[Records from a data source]
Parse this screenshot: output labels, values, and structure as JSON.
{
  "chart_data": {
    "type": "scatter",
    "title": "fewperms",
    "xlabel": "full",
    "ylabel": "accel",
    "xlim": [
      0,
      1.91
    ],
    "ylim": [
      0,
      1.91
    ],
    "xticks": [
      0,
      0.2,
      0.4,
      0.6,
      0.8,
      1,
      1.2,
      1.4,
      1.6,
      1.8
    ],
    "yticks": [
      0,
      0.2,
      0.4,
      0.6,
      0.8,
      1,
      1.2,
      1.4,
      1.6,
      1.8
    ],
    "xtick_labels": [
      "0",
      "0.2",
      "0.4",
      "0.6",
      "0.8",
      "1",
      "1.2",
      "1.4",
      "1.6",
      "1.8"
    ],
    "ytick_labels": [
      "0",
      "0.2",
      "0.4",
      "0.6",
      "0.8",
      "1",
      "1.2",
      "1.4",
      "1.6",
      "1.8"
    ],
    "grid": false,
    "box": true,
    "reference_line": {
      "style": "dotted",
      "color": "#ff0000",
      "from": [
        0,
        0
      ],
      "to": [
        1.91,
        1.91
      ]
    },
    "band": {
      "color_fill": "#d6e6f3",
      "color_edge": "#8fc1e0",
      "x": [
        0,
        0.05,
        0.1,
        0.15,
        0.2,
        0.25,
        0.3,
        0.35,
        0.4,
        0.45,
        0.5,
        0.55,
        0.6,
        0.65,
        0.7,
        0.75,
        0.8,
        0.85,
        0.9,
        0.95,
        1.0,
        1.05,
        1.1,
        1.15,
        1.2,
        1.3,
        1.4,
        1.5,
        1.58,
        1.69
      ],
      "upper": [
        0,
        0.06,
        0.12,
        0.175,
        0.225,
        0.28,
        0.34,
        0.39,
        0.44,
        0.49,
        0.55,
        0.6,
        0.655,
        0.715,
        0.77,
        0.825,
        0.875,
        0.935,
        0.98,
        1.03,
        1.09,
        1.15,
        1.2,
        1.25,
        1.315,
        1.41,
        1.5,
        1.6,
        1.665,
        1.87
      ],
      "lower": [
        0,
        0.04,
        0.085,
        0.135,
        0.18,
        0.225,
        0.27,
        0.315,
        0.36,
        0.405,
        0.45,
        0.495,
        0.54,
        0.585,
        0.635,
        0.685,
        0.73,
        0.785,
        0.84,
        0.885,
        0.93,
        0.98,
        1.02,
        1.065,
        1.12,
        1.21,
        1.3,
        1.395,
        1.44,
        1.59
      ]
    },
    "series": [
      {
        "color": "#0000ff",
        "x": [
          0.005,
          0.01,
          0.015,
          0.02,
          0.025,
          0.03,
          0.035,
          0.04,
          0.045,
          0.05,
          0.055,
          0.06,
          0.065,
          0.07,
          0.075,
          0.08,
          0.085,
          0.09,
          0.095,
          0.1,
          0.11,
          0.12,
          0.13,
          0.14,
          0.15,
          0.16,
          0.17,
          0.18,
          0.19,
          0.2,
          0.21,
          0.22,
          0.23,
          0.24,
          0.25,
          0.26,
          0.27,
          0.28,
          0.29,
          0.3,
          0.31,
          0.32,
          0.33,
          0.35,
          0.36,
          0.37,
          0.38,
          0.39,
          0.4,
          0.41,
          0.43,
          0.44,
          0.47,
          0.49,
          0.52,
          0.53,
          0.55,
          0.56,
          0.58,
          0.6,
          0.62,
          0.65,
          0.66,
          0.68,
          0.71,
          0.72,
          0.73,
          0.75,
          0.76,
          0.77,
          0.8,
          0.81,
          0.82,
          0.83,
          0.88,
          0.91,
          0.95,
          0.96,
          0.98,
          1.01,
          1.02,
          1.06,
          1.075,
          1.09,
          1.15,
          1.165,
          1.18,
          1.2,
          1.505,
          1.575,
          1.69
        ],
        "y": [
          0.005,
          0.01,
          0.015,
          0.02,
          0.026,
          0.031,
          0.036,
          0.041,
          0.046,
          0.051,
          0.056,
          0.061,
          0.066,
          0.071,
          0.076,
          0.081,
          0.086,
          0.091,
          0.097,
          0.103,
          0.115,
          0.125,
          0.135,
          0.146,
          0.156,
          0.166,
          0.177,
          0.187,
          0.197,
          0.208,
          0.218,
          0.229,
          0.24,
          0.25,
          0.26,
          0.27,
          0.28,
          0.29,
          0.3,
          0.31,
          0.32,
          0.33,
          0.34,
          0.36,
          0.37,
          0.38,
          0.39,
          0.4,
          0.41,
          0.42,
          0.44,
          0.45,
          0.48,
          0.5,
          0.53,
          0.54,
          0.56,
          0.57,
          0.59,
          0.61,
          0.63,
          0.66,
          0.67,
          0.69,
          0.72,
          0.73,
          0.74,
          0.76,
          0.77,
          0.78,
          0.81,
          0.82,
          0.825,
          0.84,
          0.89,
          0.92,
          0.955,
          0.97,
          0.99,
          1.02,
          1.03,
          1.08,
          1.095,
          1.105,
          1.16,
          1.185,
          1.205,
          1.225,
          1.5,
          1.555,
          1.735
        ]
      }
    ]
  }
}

• **STATED GOAL**
Take the records above and return them exactly as written.

• **EXERCISE SOLUTION**
Parse this screenshot: output labels, values, and structure as JSON.
{
  "chart_data": {
    "type": "scatter",
    "title": "fewperms",
    "xlabel": "full",
    "ylabel": "accel",
    "xlim": [
      0,
      1.91
    ],
    "ylim": [
      0,
      1.91
    ],
    "xticks": [
      0,
      0.2,
      0.4,
      0.6,
      0.8,
      1,
      1.2,
      1.4,
      1.6,
      1.8
    ],
    "yticks": [
      0,
      0.2,
      0.4,
      0.6,
      0.8,
      1,
      1.2,
      1.4,
      1.6,
      1.8
    ],
    "xtick_labels": [
      "0",
      "0.2",
      "0.4",
      "0.6",
      "0.8",
      "1",
      "1.2",
      "1.4",
      "1.6",
      "1.8"
    ],
    "ytick_labels": [
      "0",
      "0.2",
      "0.4",
      "0.6",
      "0.8",
      "1",
      "1.2",
      "1.4",
      "1.6",
      "1.8"
    ],
    "grid": false,
    "box": true,
    "reference_line": {
      "style": "dotted",
      "color": "#ff0000",
      "from": [
        0,
        0
      ],
      "to": [
        1.91,
        1.91
      ]
    },
    "band": {
      "color_fill": "#d6e6f3",
      "color_edge": "#8fc1e0",
      "x": [
        0,
        0.05,
        0.1,
        0.15,
        0.2,
        0.25,
        0.3,
        0.35,
        0.4,
        0.45,
        0.5,
        0.55,
        0.6,
        0.65,
        0.7,
        0.75,
        0.8,
        0.85,
        0.9,
        0.95,
        1.0,
        1.05,
        1.1,
        1.15,
        1.2,
        1.3,
        1.4,
        1.5,
        1.58,
        1.69
      ],
      "upper": [
        0,
        0.06,
        0.12,
        0.175,
        0.225,
        0.28,
        0.34,
        0.39,
        0.44,
        0.49,
        0.55,
        0.6,
        0.655,
        0.715,
        0.77,
        0.825,
        0.875,
        0.935,
        0.98,
        1.03,
        1.09,
        1.15,
        1.2,
        1.25,
        1.315,
        1.41,
        1.5,
        1.6,
        1.665,
        1.87
      ],
      "lower": [
        0,
        0.04,
        0.085,
        0.135,
        0.18,
        0.225,
        0.27,
        0.315,
        0.36,
        0.405,
        0.45,
        0.495,
        0.54,
        0.585,
        0.635,
        0.685,
        0.73,
        0.785,
        0.84,
        0.885,
        0.93,
        0.98,
        1.02,
        1.065,
        1.12,
        1.21,
        1.3,
        1.395,
        1.44,
        1.59
      ]
    },
    "series": [
      {
        "color": "#0000ff",
        "x": [
          0.005,
          0.01,
          0.015,
          0.02,
          0.025,
          0.03,
          0.035,
          0.04,
          0.045,
          0.05,
          0.055,
          0.06,
          0.065,
          0.07,
          0.075,
          0.08,
          0.085,
          0.09,
          0.095,
          0.1,
          0.11,
          0.12,
          0.13,
          0.14,
          0.15,
          0.16,
          0.17,
          0.18,
          0.19,
          0.2,
          0.21,
          0.22,
          0.23,
          0.24,
          0.25,
          0.26,
          0.27,
          0.28,
          0.29,
          0.3,
          0.31,
          0.32,
          0.33,
          0.35,
          0.36,
          0.37,
          0.38,
          0.39,
          0.4,
          0.41,
          0.43,
          0.44,
          0.47,
          0.49,
          0.52,
          0.53,
          0.55,
          0.56,
          0.58,
          0.6,
          0.62,
          0.65,
          0.66,
          0.68,
          0.71,
          0.72,
          0.73,
          0.75,
          0.76,
          0.77,
          0.8,
          0.81,
          0.82,
          0.83,
          0.88,
          0.91,
          0.95,
          0.96,
          0.98,
          1.01,
          1.02,
          1.06,
          1.075,
          1.09,
          1.15,
          1.165,
          1.18,
          1.2,
          1.505,
          1.575,
          1.69
        ],
        "y": [
          0.005,
          0.01,
          0.015,
          0.02,
          0.026,
          0.031,
          0.036,
          0.041,
          0.046,
          0.051,
          0.056,
          0.061,
          0.066,
          0.071,
          0.076,
          0.081,
          0.086,
          0.091,
          0.097,
          0.103,
          0.115,
          0.125,
          0.135,
          0.146,
          0.156,
          0.166,
          0.177,
          0.187,
          0.197,
          0.208,
          0.218,
          0.229,
          0.24,
          0.25,
          0.26,
          0.27,
          0.28,
          0.29,
          0.3,
          0.31,
          0.32,
          0.33,
          0.34,
          0.36,
          0.37,
          0.38,
          0.39,
          0.4,
          0.41,
          0.42,
          0.44,
          0.45,
          0.48,
          0.5,
          0.53,
          0.54,
          0.56,
          0.57,
          0.59,
          0.61,
          0.63,
          0.66,
          0.67,
          0.69,
          0.72,
          0.73,
          0.74,
          0.76,
          0.77,
          0.78,
          0.81,
          0.82,
          0.825,
          0.84,
          0.89,
          0.92,
          0.955,
          0.97,
          0.99,
          1.02,
          1.03,
          1.08,
          1.095,
          1.105,
          1.16,
          1.185,
          1.205,
          1.225,
          1.5,
          1.555,
          1.735
        ]
      }
    ]
  }
}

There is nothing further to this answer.